-- DATA EXTRACT --
[start]

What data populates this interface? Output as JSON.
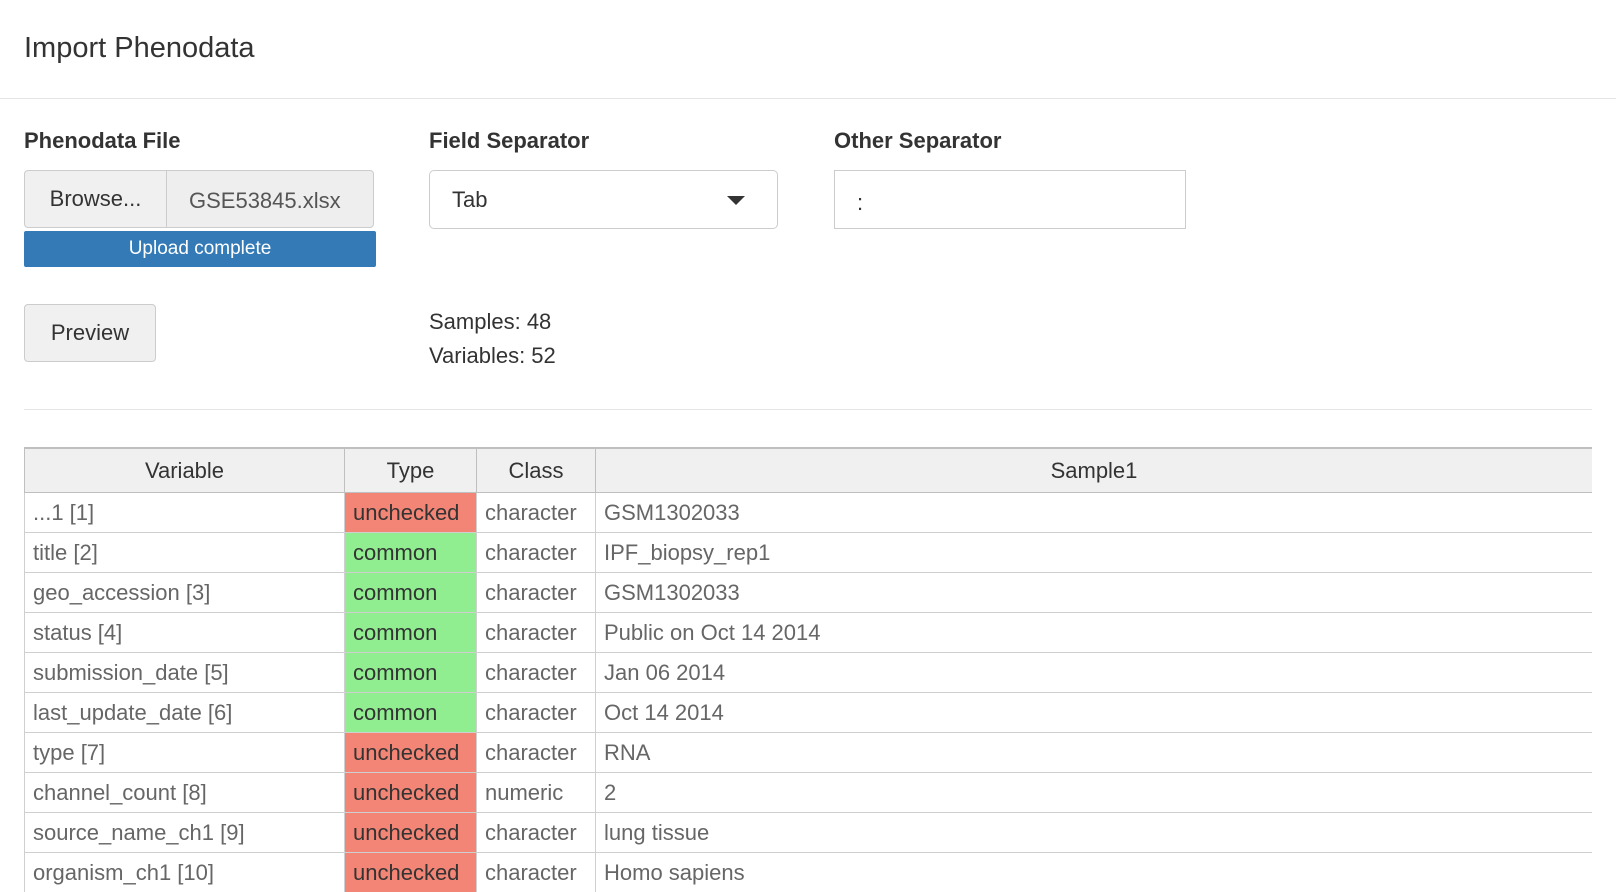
{
  "modal": {
    "title": "Import Phenodata"
  },
  "form": {
    "phenodata_file_label": "Phenodata File",
    "browse_label": "Browse...",
    "file_name": "GSE53845.xlsx",
    "upload_status": "Upload complete",
    "upload_progress_percent": 100,
    "field_separator_label": "Field Separator",
    "field_separator_value": "Tab",
    "other_separator_label": "Other Separator",
    "other_separator_value": ":",
    "preview_label": "Preview"
  },
  "summary": {
    "samples": "Samples: 48",
    "variables": "Variables: 52"
  },
  "table": {
    "headers": [
      "Variable",
      "Type",
      "Class",
      "Sample1"
    ],
    "rows": [
      {
        "variable": "...1 [1]",
        "type": "unchecked",
        "class": "character",
        "sample1": "GSM1302033"
      },
      {
        "variable": "title [2]",
        "type": "common",
        "class": "character",
        "sample1": "IPF_biopsy_rep1"
      },
      {
        "variable": "geo_accession [3]",
        "type": "common",
        "class": "character",
        "sample1": "GSM1302033"
      },
      {
        "variable": "status [4]",
        "type": "common",
        "class": "character",
        "sample1": "Public on Oct 14 2014"
      },
      {
        "variable": "submission_date [5]",
        "type": "common",
        "class": "character",
        "sample1": "Jan 06 2014"
      },
      {
        "variable": "last_update_date [6]",
        "type": "common",
        "class": "character",
        "sample1": "Oct 14 2014"
      },
      {
        "variable": "type [7]",
        "type": "unchecked",
        "class": "character",
        "sample1": "RNA"
      },
      {
        "variable": "channel_count [8]",
        "type": "unchecked",
        "class": "numeric",
        "sample1": "2"
      },
      {
        "variable": "source_name_ch1 [9]",
        "type": "unchecked",
        "class": "character",
        "sample1": "lung tissue"
      },
      {
        "variable": "organism_ch1 [10]",
        "type": "unchecked",
        "class": "character",
        "sample1": "Homo sapiens"
      }
    ]
  },
  "colors": {
    "unchecked": "#f28575",
    "common": "#90ee90",
    "progress": "#337ab7"
  }
}
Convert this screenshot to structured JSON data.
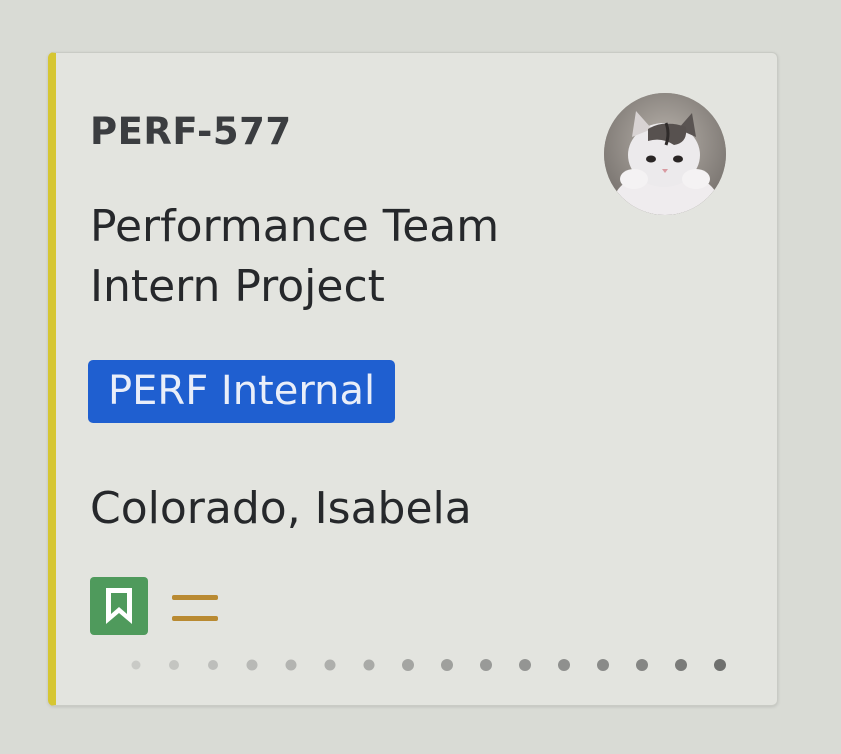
{
  "card": {
    "issue_key": "PERF-577",
    "summary": "Performance Team Intern Project",
    "label": "PERF Internal",
    "assignee": "Colorado, Isabela",
    "avatar_icon": "cat-avatar-icon",
    "type_icon": "bookmark-story-icon",
    "priority_icon": "equals-medium-priority-icon",
    "colors": {
      "left_stripe": "#d6c632",
      "label_bg": "#1f5fd0",
      "type_icon_bg": "#4f9a5c",
      "priority_color": "#b98a32"
    }
  }
}
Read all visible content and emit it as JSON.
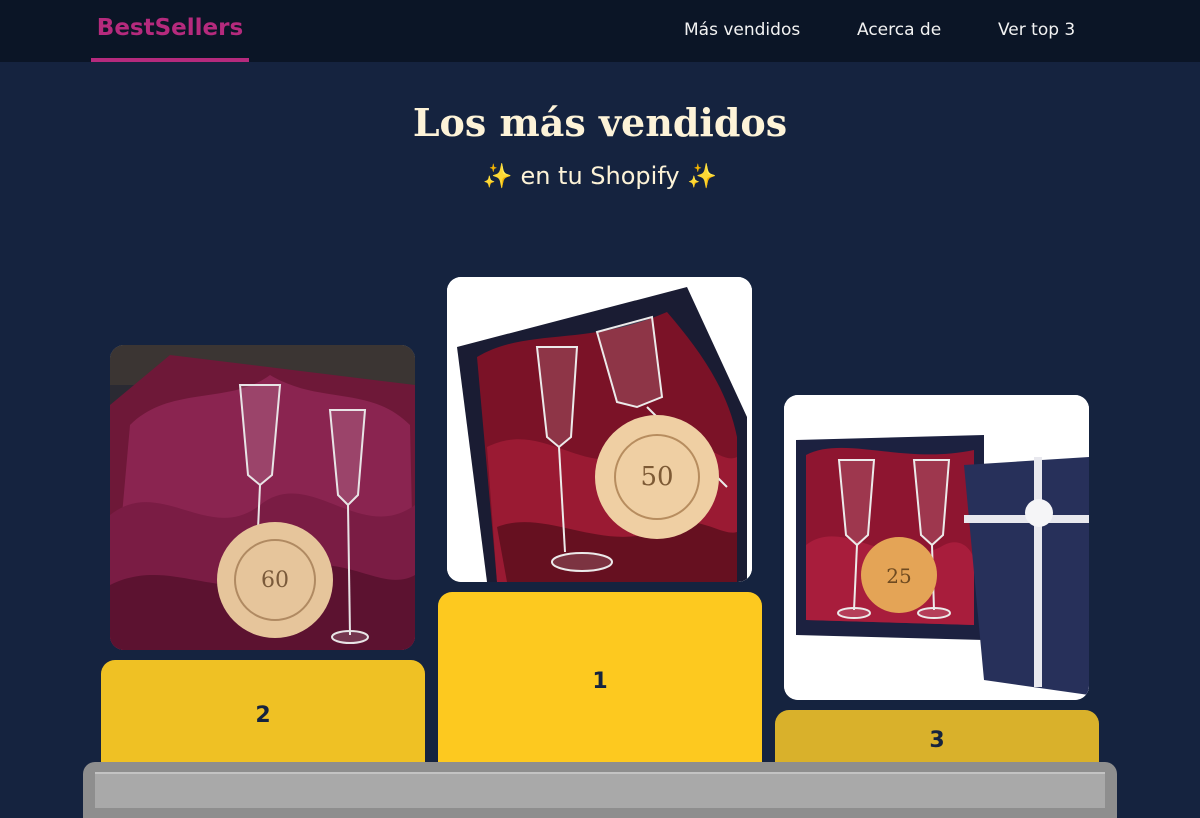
{
  "nav": {
    "brand": "BestSellers",
    "links": [
      "Más vendidos",
      "Acerca de",
      "Ver top 3"
    ]
  },
  "hero": {
    "title": "Los más vendidos",
    "subtitle_prefix": "✨",
    "subtitle_text": "en tu Shopify",
    "subtitle_suffix": "✨"
  },
  "podium": {
    "places": [
      {
        "rank": "2",
        "photo_icon": "wedding-glasses-gift-box-60-years"
      },
      {
        "rank": "1",
        "photo_icon": "wedding-glasses-gift-box-50-years"
      },
      {
        "rank": "3",
        "photo_icon": "wedding-glasses-gift-box-25-years"
      }
    ]
  },
  "colors": {
    "background": "#15233f",
    "topbar": "#0b1526",
    "brand": "#b52a7d",
    "title": "#fdf3d8",
    "podium_first": "#fdc91f",
    "podium_second": "#efc124",
    "podium_third": "#d9b12b",
    "base": "#8e8e8e"
  }
}
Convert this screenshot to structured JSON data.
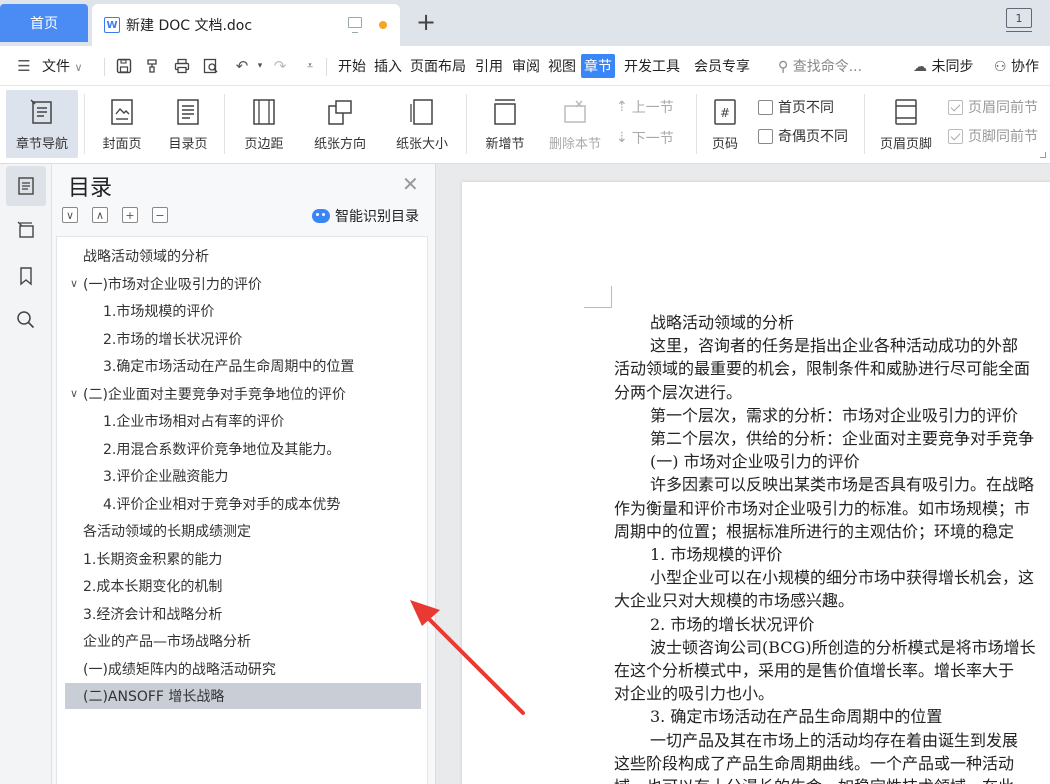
{
  "tabs": {
    "home": "首页",
    "doc": "新建 DOC 文档.doc",
    "doc_icon": "W",
    "new": "+",
    "window": "1"
  },
  "menu": {
    "file": "文件",
    "items": [
      "开始",
      "插入",
      "页面布局",
      "引用",
      "审阅",
      "视图",
      "章节",
      "开发工具",
      "会员专享"
    ],
    "active_index": 6,
    "search": "查找命令...",
    "sync": "未同步",
    "collab": "协作"
  },
  "ribbon": {
    "chapter_nav": "章节导航",
    "cover": "封面页",
    "toc_page": "目录页",
    "margin": "页边距",
    "orientation": "纸张方向",
    "size": "纸张大小",
    "new_section": "新增节",
    "delete_section": "删除本节",
    "prev_section": "上一节",
    "next_section": "下一节",
    "page_number": "页码",
    "first_diff": "首页不同",
    "odd_even_diff": "奇偶页不同",
    "header_footer": "页眉页脚",
    "header_same": "页眉同前节",
    "footer_same": "页脚同前节"
  },
  "toc": {
    "title": "目录",
    "smart": "智能识别目录",
    "items": [
      {
        "text": "战略活动领域的分析",
        "level": 1,
        "caret": ""
      },
      {
        "text": "(一)市场对企业吸引力的评价",
        "level": 1,
        "caret": "∨"
      },
      {
        "text": "1.市场规模的评价",
        "level": 2,
        "caret": ""
      },
      {
        "text": "2.市场的增长状况评价",
        "level": 2,
        "caret": ""
      },
      {
        "text": "3.确定市场活动在产品生命周期中的位置",
        "level": 2,
        "caret": ""
      },
      {
        "text": "(二)企业面对主要竞争对手竞争地位的评价",
        "level": 1,
        "caret": "∨"
      },
      {
        "text": "1.企业市场相对占有率的评价",
        "level": 2,
        "caret": ""
      },
      {
        "text": "2.用混合系数评价竞争地位及其能力。",
        "level": 2,
        "caret": ""
      },
      {
        "text": "3.评价企业融资能力",
        "level": 2,
        "caret": ""
      },
      {
        "text": "4.评价企业相对于竞争对手的成本优势",
        "level": 2,
        "caret": ""
      },
      {
        "text": "各活动领域的长期成绩测定",
        "level": 1,
        "caret": ""
      },
      {
        "text": "1.长期资金积累的能力",
        "level": 1,
        "caret": ""
      },
      {
        "text": "2.成本长期变化的机制",
        "level": 1,
        "caret": ""
      },
      {
        "text": "3.经济会计和战略分析",
        "level": 1,
        "caret": ""
      },
      {
        "text": "企业的产品—市场战略分析",
        "level": 1,
        "caret": ""
      },
      {
        "text": "(一)成绩矩阵内的战略活动研究",
        "level": 1,
        "caret": ""
      },
      {
        "text": "(二)ANSOFF 增长战略",
        "level": 1,
        "caret": "",
        "selected": true
      }
    ]
  },
  "document": {
    "lines": [
      "战略活动领域的分析",
      "这里，咨询者的任务是指出企业各种活动成功的外部",
      "活动领域的最重要的机会，限制条件和威胁进行尽可能全面",
      "分两个层次进行。",
      "第一个层次，需求的分析：市场对企业吸引力的评价",
      "第二个层次，供给的分析：企业面对主要竞争对手竞争",
      "(一) 市场对企业吸引力的评价",
      "许多因素可以反映出某类市场是否具有吸引力。在战略",
      "作为衡量和评价市场对企业吸引力的标准。如市场规模；市",
      "周期中的位置；根据标准所进行的主观估价；环境的稳定",
      "1. 市场规模的评价",
      "小型企业可以在小规模的细分市场中获得增长机会，这",
      "大企业只对大规模的市场感兴趣。",
      "2. 市场的增长状况评价",
      "波士顿咨询公司(BCG)所创造的分析模式是将市场增长",
      "在这个分析模式中，采用的是售价值增长率。增长率大于",
      "对企业的吸引力也小。",
      "3. 确定市场活动在产品生命周期中的位置",
      "一切产品及其在市场上的活动均存在着由诞生到发展",
      "这些阶段构成了产品生命周期曲线。一个产品或一种活动",
      "域，也可以有十分漫长的生命，如稳定性技术领域，在此"
    ],
    "indented": [
      0,
      1,
      4,
      5,
      6,
      7,
      10,
      11,
      13,
      14,
      17,
      18
    ]
  },
  "colors": {
    "accent": "#3b86f7",
    "arrow": "#e83a32"
  }
}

[end]

-- PROBLEM DESCRIPTION --
Indicate how many lines of the material contain the string "summary", giving the number and nothing more.

-- OUTPUT BELOW --
2